Assigned task => What is needed here is an exact printout of the data, with no pictures included.

Given data =>
# # #

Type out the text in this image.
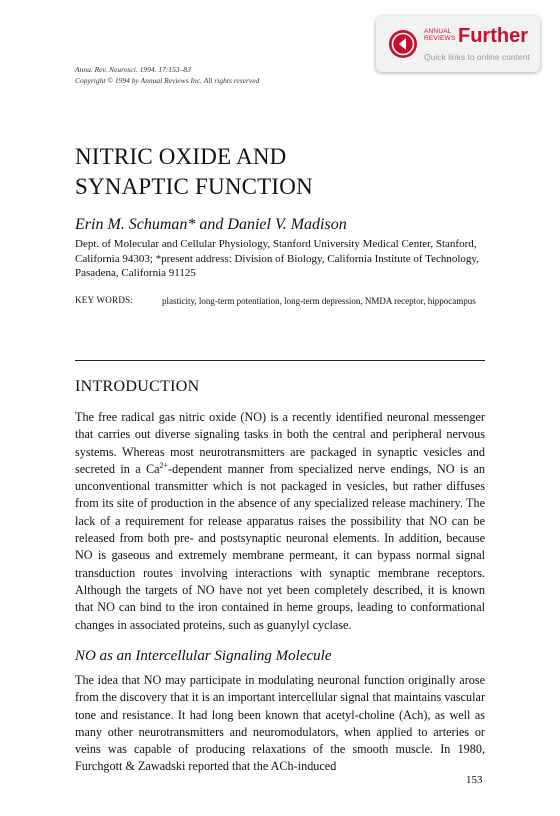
ANNUAL
REVIEWS Further
Quick links to online content
Annu. Rev. Neurosci. 1994. 17:153–83
Copyright © 1994 by Annual Reviews Inc. All rights reserved
NITRIC OXIDE AND
SYNAPTIC FUNCTION
Erin M. Schuman* and Daniel V. Madison
Dept. of Molecular and Cellular Physiology, Stanford University Medical Center, Stanford, California 94303; *present address: Division of Biology, California Institute of Technology, Pasadena, California 91125
KEY WORDS:	plasticity, long-term potentiation, long-term depression, NMDA receptor, hippocampus
INTRODUCTION
The free radical gas nitric oxide (NO) is a recently identified neuronal messenger that carries out diverse signaling tasks in both the central and peripheral nervous systems. Whereas most neurotransmitters are packaged in synaptic vesicles and secreted in a $Ca^{2+}$-dependent manner from specialized nerve endings, NO is an unconventional transmitter which is not packaged in vesicles, but rather diffuses from its site of production in the absence of any specialized release machinery. The lack of a requirement for release apparatus raises the possibility that NO can be released from both pre- and postsynaptic neuronal elements. In addition, because NO is gaseous and extremely membrane permeant, it can bypass normal signal transduction routes involving interactions with synaptic membrane receptors. Although the targets of NO have not yet been completely described, it is known that NO can bind to the iron contained in heme groups, leading to conformational changes in associated proteins, such as guanylyl cyclase.
NO as an Intercellular Signaling Molecule
The idea that NO may participate in modulating neuronal function originally arose from the discovery that it is an important intercellular signal that maintains vascular tone and resistance. It had long been known that acetyl-choline (Ach), as well as many other neurotransmitters and neuromodulators, when applied to arteries or veins was capable of producing relaxations of the smooth muscle. In 1980, Furchgott & Zawadski reported that the ACh-induced
153
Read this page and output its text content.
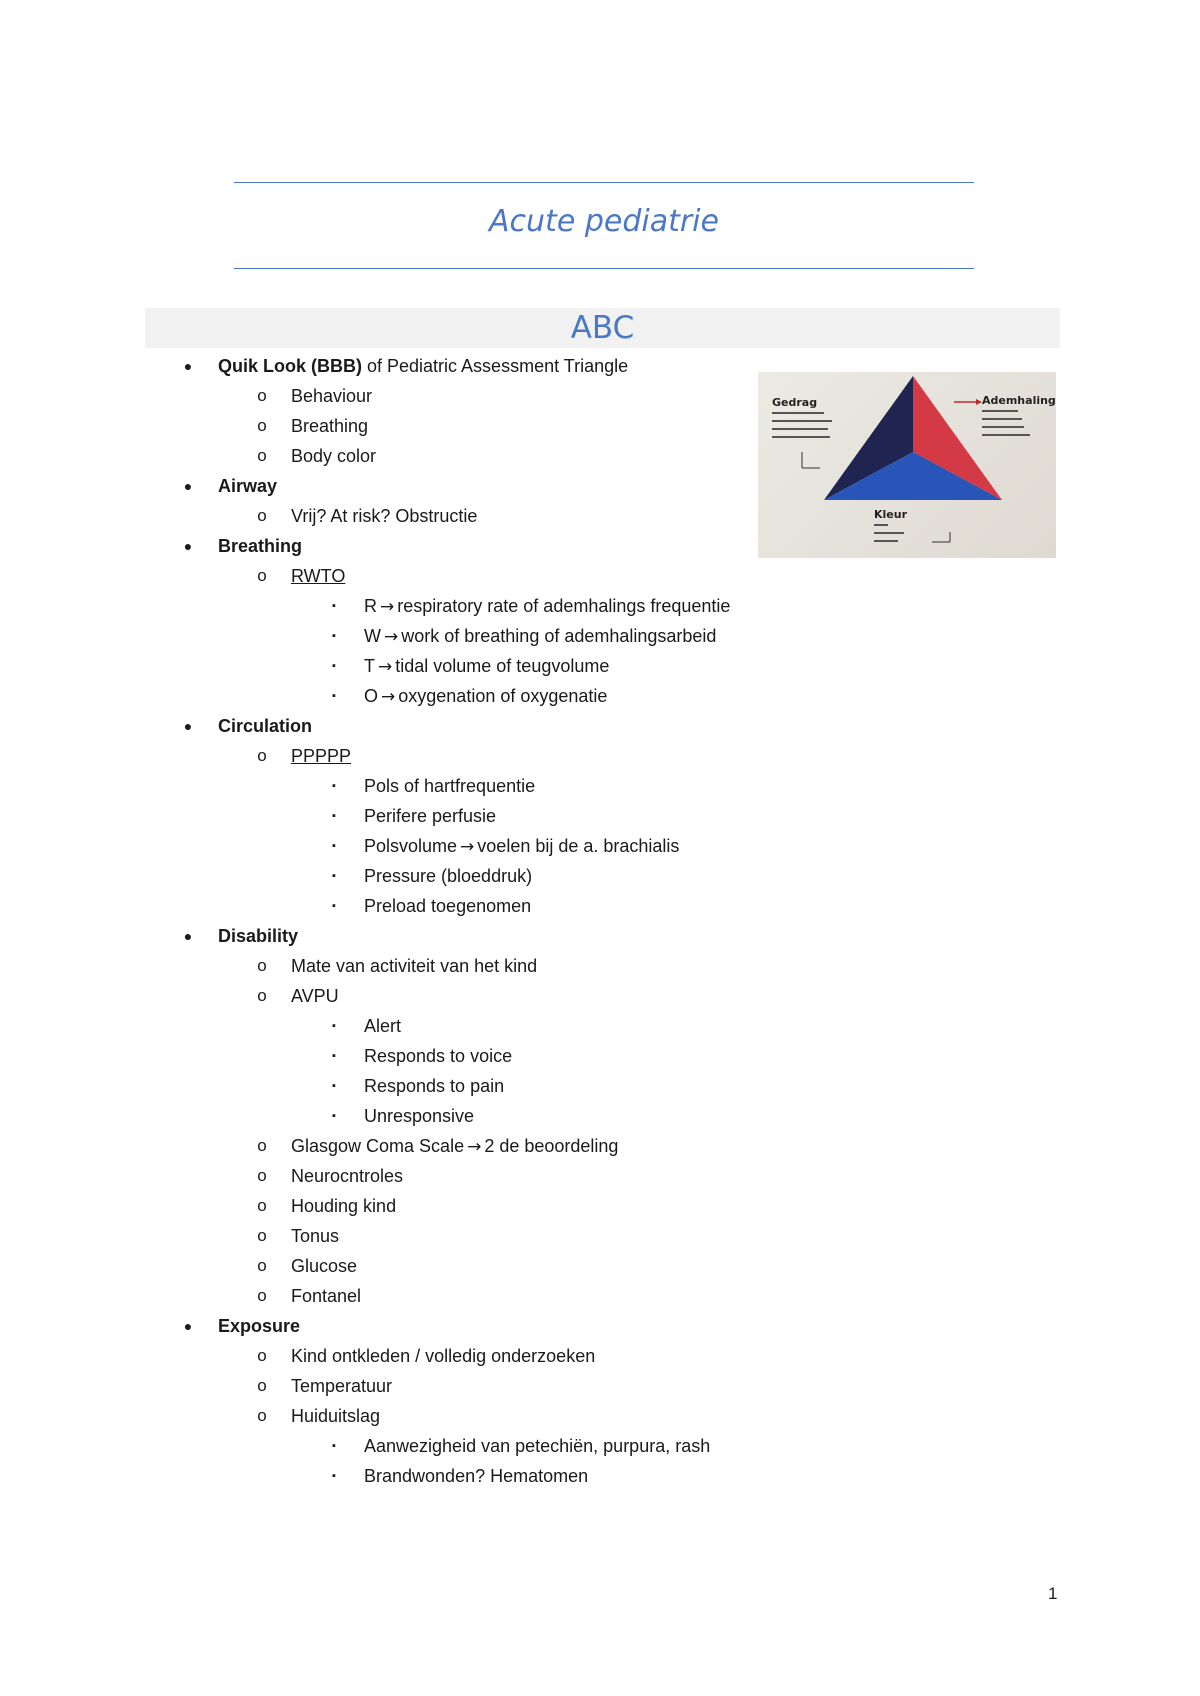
Acute pediatrie
ABC
Gedrag	Ademhaling
Kleur
●	Quik Look (BBB) of Pediatric Assessment Triangle
o Behaviour
o Breathing
o Body color
●	Airway
o Vrij? At risk? Obstructie
●	Breathing
o RWTO
▪	R → respiratory rate of ademhalings frequentie
▪	W → work of breathing of ademhalingsarbeid
▪	T → tidal volume of teugvolume
▪	O → oxygenation of oxygenatie
●	Circulation
o PPPPP
▪	Pols of hartfrequentie
▪	Perifere perfusie
▪	Polsvolume → voelen bij de a. brachialis
▪	Pressure (bloeddruk)
▪	Preload toegenomen
●	Disability
o Mate van activiteit van het kind
o AVPU
▪	Alert
▪	Responds to voice
▪	Responds to pain
▪	Unresponsive
o Glasgow Coma Scale → 2 de beoordeling
o Neurocntroles
o Houding kind
o Tonus
o Glucose
o Fontanel
●	Exposure
o Kind ontkleden / volledig onderzoeken
o Temperatuur
o Huiduitslag
▪	Aanwezigheid van petechiën, purpura, rash
▪	Brandwonden? Hematomen
1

# # #

Solution to this exercise =>
Type out the text in this image.
ANNUAL
REVIEWS Further
Quick links to online content
Annu. Rev. Neurosci. 1994. 17:153–83
Copyright © 1994 by Annual Reviews Inc. All rights reserved
NITRIC OXIDE AND
SYNAPTIC FUNCTION
Erin M. Schuman* and Daniel V. Madison
Dept. of Molecular and Cellular Physiology, Stanford University Medical Center, Stanford, California 94303; *present address: Division of Biology, California Institute of Technology, Pasadena, California 91125
KEY WORDS:	plasticity, long-term potentiation, long-term depression, NMDA receptor, hippocampus
INTRODUCTION
The free radical gas nitric oxide (NO) is a recently identified neuronal messenger that carries out diverse signaling tasks in both the central and peripheral nervous systems. Whereas most neurotransmitters are packaged in synaptic vesicles and secreted in a $Ca^{2+}$-dependent manner from specialized nerve endings, NO is an unconventional transmitter which is not packaged in vesicles, but rather diffuses from its site of production in the absence of any specialized release machinery. The lack of a requirement for release apparatus raises the possibility that NO can be released from both pre- and postsynaptic neuronal elements. In addition, because NO is gaseous and extremely membrane permeant, it can bypass normal signal transduction routes involving interactions with synaptic membrane receptors. Although the targets of NO have not yet been completely described, it is known that NO can bind to the iron contained in heme groups, leading to conformational changes in associated proteins, such as guanylyl cyclase.
NO as an Intercellular Signaling Molecule
The idea that NO may participate in modulating neuronal function originally arose from the discovery that it is an important intercellular signal that maintains vascular tone and resistance. It had long been known that acetyl-choline (Ach), as well as many other neurotransmitters and neuromodulators, when applied to arteries or veins was capable of producing relaxations of the smooth muscle. In 1980, Furchgott & Zawadski reported that the ACh-induced
153
Read this page and output its text content.
Acute pediatrie
ABC
Gedrag	Ademhaling
Kleur
●	Quik Look (BBB) of Pediatric Assessment Triangle
o Behaviour
o Breathing
o Body color
●	Airway
o Vrij? At risk? Obstructie
●	Breathing
o RWTO
▪	R → respiratory rate of ademhalings frequentie
▪	W → work of breathing of ademhalingsarbeid
▪	T → tidal volume of teugvolume
▪	O → oxygenation of oxygenatie
●	Circulation
o PPPPP
▪	Pols of hartfrequentie
▪	Perifere perfusie
▪	Polsvolume → voelen bij de a. brachialis
▪	Pressure (bloeddruk)
▪	Preload toegenomen
●	Disability
o Mate van activiteit van het kind
o AVPU
▪	Alert
▪	Responds to voice
▪	Responds to pain
▪	Unresponsive
o Glasgow Coma Scale → 2 de beoordeling
o Neurocntroles
o Houding kind
o Tonus
o Glucose
o Fontanel
●	Exposure
o Kind ontkleden / volledig onderzoeken
o Temperatuur
o Huiduitslag
▪	Aanwezigheid van petechiën, purpura, rash
▪	Brandwonden? Hematomen
1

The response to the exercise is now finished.